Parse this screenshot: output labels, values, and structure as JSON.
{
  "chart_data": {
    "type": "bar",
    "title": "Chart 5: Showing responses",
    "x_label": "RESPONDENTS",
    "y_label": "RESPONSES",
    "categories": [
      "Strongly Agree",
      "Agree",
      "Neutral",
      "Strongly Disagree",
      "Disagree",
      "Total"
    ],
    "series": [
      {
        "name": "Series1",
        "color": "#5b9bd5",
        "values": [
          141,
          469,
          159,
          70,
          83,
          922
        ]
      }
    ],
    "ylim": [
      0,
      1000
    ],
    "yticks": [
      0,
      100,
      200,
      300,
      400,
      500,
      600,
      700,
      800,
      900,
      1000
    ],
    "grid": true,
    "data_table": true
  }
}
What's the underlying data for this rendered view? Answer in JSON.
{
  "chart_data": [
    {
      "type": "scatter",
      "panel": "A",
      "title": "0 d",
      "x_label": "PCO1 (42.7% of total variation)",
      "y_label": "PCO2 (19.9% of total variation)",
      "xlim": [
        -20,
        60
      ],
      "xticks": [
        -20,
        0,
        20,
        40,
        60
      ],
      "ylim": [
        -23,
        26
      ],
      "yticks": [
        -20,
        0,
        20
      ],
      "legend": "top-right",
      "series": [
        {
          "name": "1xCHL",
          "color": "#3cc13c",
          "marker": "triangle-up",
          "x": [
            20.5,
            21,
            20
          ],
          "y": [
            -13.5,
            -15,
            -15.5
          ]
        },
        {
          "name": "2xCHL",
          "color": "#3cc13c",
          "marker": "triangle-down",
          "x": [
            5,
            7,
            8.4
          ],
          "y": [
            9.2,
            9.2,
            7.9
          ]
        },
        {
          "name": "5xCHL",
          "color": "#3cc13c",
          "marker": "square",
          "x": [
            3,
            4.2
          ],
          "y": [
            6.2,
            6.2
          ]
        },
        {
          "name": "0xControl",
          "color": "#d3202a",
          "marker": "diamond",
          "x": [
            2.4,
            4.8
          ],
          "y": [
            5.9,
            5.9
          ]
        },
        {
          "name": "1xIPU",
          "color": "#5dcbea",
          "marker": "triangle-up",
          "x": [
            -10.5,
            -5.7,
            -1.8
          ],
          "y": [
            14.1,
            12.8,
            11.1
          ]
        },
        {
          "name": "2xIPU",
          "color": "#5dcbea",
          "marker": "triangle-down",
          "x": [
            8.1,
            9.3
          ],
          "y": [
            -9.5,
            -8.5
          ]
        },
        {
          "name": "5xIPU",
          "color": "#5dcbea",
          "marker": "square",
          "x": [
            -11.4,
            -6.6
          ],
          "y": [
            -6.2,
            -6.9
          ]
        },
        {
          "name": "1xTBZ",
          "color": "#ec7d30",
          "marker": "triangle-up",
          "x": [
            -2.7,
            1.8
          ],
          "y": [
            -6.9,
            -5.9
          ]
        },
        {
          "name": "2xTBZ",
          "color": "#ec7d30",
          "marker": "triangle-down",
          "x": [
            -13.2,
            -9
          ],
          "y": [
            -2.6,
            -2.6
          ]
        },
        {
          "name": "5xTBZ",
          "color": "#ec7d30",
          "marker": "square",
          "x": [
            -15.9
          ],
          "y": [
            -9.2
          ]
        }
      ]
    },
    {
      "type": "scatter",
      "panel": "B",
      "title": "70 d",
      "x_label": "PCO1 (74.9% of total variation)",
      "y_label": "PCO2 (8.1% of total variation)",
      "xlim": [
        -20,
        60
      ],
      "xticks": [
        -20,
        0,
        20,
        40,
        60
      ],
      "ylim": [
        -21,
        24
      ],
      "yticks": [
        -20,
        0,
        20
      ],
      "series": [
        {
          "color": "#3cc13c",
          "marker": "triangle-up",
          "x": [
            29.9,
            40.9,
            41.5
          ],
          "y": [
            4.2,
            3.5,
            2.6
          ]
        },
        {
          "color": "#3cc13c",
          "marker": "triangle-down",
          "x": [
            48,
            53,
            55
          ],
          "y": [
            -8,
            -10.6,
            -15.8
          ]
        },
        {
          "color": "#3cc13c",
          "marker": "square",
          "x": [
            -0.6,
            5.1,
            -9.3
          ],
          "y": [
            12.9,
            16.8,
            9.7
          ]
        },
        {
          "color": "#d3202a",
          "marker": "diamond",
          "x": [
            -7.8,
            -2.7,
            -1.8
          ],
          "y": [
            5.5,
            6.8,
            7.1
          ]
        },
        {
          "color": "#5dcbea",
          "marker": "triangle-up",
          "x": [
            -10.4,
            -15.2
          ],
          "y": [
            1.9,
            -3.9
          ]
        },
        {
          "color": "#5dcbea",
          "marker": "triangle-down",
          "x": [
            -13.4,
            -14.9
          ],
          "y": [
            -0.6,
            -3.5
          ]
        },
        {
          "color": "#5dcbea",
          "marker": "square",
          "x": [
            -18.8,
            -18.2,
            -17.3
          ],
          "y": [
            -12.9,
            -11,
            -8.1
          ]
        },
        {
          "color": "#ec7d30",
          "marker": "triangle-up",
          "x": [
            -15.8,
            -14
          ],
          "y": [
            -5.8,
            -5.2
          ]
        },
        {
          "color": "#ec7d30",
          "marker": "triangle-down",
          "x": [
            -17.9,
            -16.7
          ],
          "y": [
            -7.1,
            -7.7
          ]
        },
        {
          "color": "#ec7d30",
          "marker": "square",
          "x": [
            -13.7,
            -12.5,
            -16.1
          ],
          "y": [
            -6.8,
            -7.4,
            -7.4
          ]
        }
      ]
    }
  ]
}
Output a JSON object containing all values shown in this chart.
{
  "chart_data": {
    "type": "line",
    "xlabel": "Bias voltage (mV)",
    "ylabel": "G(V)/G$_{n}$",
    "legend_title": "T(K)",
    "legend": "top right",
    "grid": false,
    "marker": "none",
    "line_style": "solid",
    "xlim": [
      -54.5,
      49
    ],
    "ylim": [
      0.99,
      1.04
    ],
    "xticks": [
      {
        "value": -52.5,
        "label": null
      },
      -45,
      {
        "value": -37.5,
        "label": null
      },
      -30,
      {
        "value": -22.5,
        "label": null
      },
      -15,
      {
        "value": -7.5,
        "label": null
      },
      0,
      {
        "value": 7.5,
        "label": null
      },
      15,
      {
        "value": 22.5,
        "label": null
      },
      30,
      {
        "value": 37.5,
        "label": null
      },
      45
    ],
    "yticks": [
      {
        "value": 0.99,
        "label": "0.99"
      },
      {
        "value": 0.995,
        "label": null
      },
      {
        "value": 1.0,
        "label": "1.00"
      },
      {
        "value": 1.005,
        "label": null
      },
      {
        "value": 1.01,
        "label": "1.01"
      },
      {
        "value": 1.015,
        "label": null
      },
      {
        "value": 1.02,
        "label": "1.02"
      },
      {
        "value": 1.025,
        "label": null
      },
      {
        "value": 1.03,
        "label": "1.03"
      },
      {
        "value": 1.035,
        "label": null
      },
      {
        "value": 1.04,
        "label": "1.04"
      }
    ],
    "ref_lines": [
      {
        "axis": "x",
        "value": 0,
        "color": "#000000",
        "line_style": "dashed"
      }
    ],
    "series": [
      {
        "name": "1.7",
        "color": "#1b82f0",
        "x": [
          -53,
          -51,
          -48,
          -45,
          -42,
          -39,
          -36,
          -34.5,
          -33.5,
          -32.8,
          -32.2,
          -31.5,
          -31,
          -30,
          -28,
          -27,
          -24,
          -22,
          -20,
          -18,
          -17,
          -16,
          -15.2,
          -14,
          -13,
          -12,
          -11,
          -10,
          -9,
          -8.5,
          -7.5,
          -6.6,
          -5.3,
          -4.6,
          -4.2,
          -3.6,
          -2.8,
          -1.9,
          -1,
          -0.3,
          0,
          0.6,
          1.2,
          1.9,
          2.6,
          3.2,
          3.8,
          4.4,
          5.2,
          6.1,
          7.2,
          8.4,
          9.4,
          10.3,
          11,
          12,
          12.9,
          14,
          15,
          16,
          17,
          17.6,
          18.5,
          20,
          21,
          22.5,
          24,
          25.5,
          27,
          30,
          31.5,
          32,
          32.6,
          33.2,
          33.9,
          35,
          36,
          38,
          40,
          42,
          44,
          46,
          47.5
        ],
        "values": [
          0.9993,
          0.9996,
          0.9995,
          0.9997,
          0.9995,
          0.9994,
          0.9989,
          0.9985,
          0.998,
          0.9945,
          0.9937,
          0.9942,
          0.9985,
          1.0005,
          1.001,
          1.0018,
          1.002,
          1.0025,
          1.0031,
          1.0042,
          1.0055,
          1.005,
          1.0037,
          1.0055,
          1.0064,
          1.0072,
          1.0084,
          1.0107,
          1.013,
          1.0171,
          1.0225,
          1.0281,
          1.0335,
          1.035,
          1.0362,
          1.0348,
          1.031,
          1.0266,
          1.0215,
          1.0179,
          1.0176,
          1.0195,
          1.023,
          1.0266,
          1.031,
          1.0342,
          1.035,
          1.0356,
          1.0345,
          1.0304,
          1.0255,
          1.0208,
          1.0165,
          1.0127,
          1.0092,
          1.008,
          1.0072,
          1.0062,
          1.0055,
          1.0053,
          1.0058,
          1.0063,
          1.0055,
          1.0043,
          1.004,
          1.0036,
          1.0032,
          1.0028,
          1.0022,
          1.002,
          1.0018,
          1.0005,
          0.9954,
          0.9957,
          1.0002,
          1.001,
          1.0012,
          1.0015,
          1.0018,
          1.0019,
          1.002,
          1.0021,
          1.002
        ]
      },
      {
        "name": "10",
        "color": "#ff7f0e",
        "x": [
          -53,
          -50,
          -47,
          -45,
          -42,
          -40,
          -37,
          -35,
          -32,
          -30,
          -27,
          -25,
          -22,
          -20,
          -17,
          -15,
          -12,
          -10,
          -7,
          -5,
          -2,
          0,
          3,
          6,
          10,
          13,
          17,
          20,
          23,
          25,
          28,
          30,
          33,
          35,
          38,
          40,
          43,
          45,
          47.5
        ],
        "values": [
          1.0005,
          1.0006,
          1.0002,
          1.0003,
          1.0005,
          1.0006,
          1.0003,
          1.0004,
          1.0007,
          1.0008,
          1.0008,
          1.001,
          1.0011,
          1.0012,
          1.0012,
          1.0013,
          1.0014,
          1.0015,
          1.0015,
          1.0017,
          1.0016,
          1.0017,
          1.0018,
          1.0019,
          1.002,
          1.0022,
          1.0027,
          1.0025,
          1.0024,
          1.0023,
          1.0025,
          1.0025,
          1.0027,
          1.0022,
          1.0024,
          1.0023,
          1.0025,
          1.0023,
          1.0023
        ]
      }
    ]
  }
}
● ● ● ●
**EXERCISE BRIEF:**
Out of the preceding entries, pull every line containing the string "type".

**CORRECT OUTPUT:**
    "type": "bar",
      "type": "scatter",
      "type": "scatter",
    "type": "line",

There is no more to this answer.